[INFORMATION PROVIDED]
* * * * * * *

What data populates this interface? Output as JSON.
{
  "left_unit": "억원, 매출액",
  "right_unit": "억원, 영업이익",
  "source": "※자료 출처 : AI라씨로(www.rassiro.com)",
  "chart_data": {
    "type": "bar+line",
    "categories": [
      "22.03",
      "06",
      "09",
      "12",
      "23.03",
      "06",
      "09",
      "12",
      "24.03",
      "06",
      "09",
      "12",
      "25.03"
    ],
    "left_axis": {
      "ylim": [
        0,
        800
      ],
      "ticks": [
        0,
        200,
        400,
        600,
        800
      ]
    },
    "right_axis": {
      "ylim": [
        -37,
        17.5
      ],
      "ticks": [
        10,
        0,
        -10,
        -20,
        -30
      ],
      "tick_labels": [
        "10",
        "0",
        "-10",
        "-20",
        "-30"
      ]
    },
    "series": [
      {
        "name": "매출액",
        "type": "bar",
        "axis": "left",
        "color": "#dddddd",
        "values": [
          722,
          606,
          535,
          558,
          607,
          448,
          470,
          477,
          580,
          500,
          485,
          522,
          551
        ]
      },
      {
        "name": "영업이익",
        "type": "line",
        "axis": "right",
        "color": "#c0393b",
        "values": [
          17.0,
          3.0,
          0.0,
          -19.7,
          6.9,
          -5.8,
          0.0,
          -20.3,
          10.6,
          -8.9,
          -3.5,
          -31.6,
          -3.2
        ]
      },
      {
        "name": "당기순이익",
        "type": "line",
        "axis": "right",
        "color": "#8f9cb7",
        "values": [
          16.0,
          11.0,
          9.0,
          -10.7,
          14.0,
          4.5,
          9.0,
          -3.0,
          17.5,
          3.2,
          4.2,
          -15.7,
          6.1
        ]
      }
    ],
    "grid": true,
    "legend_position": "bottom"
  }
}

* * * * * * *

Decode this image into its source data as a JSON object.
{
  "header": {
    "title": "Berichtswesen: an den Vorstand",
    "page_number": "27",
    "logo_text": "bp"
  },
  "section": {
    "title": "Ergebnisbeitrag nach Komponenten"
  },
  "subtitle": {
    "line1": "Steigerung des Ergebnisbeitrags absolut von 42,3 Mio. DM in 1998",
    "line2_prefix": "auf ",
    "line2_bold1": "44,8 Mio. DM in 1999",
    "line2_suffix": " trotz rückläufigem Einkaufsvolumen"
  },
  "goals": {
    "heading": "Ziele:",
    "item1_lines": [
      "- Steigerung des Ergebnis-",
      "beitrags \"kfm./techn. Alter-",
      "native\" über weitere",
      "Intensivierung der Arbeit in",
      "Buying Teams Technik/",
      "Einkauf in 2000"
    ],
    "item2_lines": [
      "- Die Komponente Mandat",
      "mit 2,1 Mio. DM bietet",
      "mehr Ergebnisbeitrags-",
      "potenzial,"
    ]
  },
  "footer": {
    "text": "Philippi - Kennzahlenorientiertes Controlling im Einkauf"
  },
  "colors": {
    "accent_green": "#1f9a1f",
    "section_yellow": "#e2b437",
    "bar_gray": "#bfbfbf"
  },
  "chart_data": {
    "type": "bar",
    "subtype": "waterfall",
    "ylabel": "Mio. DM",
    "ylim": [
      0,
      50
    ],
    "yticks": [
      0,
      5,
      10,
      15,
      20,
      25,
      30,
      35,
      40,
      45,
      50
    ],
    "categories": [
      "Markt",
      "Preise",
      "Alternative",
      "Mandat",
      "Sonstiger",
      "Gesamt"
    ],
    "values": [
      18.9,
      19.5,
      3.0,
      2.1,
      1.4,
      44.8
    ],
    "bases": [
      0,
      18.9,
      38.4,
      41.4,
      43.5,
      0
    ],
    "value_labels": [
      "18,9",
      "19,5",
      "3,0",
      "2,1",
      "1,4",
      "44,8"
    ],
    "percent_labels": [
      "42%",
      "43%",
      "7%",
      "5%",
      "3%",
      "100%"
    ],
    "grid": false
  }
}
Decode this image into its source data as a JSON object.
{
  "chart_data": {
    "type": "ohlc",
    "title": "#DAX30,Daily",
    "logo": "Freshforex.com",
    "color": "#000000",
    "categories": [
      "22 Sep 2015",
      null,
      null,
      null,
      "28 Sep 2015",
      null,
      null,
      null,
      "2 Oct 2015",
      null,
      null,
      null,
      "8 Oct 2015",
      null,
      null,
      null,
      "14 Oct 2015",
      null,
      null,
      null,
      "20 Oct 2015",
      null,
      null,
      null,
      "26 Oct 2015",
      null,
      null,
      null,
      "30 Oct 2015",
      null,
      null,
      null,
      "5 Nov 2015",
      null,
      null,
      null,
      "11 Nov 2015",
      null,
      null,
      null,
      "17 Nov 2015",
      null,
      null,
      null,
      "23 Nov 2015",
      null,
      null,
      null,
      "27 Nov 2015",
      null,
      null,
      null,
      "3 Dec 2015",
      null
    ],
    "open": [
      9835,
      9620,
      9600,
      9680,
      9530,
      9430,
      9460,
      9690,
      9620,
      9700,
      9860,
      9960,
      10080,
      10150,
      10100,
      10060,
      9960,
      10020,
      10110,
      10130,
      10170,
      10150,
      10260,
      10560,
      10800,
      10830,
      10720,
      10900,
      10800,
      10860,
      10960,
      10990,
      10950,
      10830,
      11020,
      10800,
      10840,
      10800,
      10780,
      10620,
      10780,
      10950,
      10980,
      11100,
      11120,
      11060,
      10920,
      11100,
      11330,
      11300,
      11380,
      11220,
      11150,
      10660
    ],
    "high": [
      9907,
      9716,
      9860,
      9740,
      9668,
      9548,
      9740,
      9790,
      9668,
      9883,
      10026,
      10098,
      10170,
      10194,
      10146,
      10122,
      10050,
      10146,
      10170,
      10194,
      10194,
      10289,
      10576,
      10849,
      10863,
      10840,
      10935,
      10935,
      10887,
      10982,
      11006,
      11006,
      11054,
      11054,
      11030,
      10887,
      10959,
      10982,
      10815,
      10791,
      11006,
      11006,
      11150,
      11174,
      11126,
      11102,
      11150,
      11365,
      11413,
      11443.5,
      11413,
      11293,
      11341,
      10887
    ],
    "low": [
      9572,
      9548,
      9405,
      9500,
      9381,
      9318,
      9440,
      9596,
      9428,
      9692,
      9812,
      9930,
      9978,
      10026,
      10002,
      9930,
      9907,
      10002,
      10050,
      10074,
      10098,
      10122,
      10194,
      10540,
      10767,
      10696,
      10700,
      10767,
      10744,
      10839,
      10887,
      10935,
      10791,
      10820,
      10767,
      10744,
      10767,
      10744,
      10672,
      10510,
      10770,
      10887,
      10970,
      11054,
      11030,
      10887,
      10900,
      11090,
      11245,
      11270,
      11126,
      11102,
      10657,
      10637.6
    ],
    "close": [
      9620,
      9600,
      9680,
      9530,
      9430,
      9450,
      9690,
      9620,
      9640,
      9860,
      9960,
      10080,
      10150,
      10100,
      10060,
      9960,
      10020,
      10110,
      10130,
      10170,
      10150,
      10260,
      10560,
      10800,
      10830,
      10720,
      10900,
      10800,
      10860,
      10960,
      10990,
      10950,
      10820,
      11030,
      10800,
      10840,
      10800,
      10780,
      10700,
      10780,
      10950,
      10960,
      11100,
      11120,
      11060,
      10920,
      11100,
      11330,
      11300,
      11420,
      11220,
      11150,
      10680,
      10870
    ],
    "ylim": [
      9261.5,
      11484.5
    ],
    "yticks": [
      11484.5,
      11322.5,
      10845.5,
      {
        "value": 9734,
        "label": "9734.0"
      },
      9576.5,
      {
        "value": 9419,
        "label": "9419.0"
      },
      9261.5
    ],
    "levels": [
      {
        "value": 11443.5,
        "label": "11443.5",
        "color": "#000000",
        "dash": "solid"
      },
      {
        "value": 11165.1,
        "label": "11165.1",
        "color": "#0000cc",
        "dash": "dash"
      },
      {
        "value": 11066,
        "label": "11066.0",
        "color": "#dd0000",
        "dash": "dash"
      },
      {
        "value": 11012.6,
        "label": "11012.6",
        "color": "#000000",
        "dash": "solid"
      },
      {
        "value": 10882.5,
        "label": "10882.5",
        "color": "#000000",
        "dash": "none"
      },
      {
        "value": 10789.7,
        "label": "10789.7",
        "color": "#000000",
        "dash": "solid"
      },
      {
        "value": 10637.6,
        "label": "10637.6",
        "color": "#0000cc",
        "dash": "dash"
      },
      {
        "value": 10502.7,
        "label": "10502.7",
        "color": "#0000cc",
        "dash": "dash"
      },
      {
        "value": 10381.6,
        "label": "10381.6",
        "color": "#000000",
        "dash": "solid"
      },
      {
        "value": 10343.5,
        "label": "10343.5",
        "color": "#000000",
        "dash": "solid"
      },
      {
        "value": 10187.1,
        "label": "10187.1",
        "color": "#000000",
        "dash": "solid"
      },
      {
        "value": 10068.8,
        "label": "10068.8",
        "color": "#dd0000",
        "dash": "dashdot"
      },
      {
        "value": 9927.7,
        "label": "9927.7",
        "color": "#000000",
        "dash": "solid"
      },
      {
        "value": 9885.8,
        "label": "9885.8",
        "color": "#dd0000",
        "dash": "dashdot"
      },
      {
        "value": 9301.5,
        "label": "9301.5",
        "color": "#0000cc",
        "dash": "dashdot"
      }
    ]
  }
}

* * * * * * *

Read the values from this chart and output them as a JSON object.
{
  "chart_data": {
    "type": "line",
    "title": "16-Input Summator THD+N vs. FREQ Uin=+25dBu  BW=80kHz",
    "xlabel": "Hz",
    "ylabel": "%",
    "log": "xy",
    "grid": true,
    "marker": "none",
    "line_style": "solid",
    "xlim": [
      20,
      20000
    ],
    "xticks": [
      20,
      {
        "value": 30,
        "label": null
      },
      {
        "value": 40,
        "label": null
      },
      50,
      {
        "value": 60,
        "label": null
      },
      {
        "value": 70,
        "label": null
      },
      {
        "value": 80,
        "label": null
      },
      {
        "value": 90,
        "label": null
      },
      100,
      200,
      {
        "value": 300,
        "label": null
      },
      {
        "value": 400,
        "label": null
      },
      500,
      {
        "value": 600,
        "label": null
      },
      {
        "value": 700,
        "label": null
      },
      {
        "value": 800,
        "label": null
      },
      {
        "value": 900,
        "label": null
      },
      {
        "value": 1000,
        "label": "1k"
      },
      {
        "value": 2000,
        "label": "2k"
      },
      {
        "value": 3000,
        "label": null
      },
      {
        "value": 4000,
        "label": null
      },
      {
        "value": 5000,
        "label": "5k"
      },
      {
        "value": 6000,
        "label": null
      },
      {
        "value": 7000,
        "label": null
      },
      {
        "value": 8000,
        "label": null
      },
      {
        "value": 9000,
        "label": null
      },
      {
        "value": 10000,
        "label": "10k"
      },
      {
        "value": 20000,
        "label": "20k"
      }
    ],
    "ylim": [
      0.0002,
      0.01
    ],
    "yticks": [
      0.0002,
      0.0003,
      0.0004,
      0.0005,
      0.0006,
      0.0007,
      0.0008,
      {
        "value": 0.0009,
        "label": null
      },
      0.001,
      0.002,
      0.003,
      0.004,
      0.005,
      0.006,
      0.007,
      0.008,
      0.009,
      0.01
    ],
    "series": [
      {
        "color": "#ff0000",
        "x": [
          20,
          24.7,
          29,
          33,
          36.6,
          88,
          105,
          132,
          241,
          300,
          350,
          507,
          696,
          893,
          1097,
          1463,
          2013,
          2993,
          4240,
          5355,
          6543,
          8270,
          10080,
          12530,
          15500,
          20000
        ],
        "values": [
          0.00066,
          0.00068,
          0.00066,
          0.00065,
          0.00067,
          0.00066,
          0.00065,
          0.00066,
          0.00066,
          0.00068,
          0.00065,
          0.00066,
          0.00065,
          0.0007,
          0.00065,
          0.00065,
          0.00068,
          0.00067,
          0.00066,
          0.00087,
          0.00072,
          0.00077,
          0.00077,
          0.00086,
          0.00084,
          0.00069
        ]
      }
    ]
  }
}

* * * * * * *

[WRITTEN REQUEST] Say how many lines in the records above hold "Steigerung", and give no other text.

[THE COMPLETED TASK] 2